*Provided passage*.
+--

This method will allow us to dynamically create the rollup query given the parameters that define the child entity and attribute that is being rolled up, the rollup operation to perform, and the lookup field to the parent of the child.  The query will aggregate the rollup attribute for all of the child records related to the parent.

Using this query we can call the following method to execute the query using the organization service and return the rollup value.

   1: public object GetRollupValue(IOrganizationService orgService, string rollupQuery, string rollupAttribute)
   2: {
   3:     return orgService
   4:         .RetrieveMultiple(new FetchExpression(rollupQuery))
   5:         .Entities
   6:         .First()
   7:         .GetAttributeValue<AliasedValue>(rollupAttribute + "_rollup")

+--

*Data to examine*.
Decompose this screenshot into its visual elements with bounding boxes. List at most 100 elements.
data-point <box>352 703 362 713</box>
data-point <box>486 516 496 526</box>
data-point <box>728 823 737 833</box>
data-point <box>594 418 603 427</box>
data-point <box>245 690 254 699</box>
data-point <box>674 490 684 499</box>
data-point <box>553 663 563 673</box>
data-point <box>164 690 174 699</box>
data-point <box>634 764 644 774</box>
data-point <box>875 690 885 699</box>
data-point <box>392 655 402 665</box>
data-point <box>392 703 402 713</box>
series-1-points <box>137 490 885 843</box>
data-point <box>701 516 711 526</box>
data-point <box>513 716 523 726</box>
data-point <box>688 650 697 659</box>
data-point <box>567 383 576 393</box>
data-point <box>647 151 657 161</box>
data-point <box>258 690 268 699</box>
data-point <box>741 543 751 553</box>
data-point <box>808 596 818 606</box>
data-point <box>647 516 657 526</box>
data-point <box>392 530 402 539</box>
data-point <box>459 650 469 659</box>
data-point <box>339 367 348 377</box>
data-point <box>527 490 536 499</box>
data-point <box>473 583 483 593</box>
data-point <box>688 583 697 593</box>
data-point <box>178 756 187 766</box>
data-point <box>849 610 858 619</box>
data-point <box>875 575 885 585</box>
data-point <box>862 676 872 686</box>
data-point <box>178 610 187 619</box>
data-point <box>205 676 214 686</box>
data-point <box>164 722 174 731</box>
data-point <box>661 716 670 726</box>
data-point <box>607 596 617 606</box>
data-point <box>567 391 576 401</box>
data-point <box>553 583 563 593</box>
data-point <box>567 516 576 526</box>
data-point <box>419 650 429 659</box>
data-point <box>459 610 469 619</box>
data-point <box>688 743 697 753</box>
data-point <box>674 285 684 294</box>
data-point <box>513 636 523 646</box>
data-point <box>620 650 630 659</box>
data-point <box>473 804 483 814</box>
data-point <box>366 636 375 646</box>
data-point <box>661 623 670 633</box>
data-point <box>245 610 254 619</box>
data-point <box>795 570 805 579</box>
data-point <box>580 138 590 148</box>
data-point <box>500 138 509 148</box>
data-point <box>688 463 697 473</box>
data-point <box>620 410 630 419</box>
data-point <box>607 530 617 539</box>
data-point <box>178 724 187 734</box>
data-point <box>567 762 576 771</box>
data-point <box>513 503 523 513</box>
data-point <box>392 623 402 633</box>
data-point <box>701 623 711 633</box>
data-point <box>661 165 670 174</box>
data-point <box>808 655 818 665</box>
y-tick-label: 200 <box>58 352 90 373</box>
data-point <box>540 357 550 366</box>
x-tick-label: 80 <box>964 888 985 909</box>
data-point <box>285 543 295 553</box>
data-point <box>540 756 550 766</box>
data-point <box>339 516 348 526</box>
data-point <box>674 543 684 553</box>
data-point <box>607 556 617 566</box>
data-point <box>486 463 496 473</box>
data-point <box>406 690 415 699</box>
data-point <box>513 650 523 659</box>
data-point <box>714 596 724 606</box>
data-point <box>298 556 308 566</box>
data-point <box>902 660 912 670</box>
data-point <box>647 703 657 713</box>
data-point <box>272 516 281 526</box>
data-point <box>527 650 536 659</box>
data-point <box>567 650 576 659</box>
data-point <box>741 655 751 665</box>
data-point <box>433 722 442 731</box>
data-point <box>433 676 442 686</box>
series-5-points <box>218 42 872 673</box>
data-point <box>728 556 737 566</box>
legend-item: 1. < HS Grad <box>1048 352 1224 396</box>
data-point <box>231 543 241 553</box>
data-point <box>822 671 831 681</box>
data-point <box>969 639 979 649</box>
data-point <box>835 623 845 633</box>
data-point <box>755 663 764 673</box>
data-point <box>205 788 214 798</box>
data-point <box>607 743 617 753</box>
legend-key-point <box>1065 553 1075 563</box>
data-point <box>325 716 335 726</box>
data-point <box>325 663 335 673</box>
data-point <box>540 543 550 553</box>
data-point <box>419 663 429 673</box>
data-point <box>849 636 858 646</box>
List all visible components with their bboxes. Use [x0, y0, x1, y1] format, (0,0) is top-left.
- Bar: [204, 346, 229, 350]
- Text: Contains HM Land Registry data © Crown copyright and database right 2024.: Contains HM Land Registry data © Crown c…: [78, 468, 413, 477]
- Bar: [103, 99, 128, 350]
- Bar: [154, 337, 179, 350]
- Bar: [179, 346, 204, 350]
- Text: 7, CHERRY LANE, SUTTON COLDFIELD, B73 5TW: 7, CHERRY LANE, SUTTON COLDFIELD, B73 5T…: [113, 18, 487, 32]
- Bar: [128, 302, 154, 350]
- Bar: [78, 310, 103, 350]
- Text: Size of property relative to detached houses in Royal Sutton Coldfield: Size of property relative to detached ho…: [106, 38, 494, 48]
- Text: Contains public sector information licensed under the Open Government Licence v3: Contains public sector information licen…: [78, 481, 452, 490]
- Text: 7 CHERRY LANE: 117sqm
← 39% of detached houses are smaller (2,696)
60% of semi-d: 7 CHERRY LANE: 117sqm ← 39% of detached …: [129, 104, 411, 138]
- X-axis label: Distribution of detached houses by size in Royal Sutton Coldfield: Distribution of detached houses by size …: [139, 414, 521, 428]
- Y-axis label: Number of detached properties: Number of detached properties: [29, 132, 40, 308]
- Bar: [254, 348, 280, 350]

+--

*Apply what you read*.
[1] According to the rollup query passage, what makes it possible for the method to build the rollup query dynamically? Answer in one to three sentences.
[2] Answer these questions using the rollup query passage.
(a) What does the query aggregate?
(b) What does the GetRollupValue method use to execute the query?
(c) Which type is given to GetAttributeValue in the code?
[3] Continue the rollup query code excerpt from the point where it stops.

*List of answers*.
[1] The method receives parameters that define the child entity and the attribute being rolled up, the rollup operation to perform, and the lookup field to the child's parent. With these values, it can create the rollup query dynamically.

[2]
(a) The rollup attribute for all of the child records related to the parent.
(b) The organization service.
(c) AliasedValue.

[3]
   8:         .Value;
   9: }

As you can see, this method executes the query by passing it to the RetrieveMultiple method of the organization service and retrieves the rollup attribute returned from the first record returned by RetrieveMultiple.  Notice that the attribute value is returned by RetrieveMultiple as an AliasedValue.  This is how all aggregate attributes are returned by the RetrieveMultiple method.  I have made a few assumptions with this method for simplicity.  For example, if the attribute being rolled up, the Value property of the returned AliasedValue attribute would be returned as a Money object.  If that were the case it would be necessary to return the Value property of the Money object.  As I mentioned, for simplicity I have assumed that the attribute being rolled up is a simple type, i.e. decimal, int, or double.

We now have the value for our rollup and simply need to update the parent object.  Finally, we can make a call to the organization service to perform the update using the following method.

   1: public void UpdateParentRollupField(IOrganizationService orgService, EntityReference parentLookup, string parentRollupField, object rollupValue)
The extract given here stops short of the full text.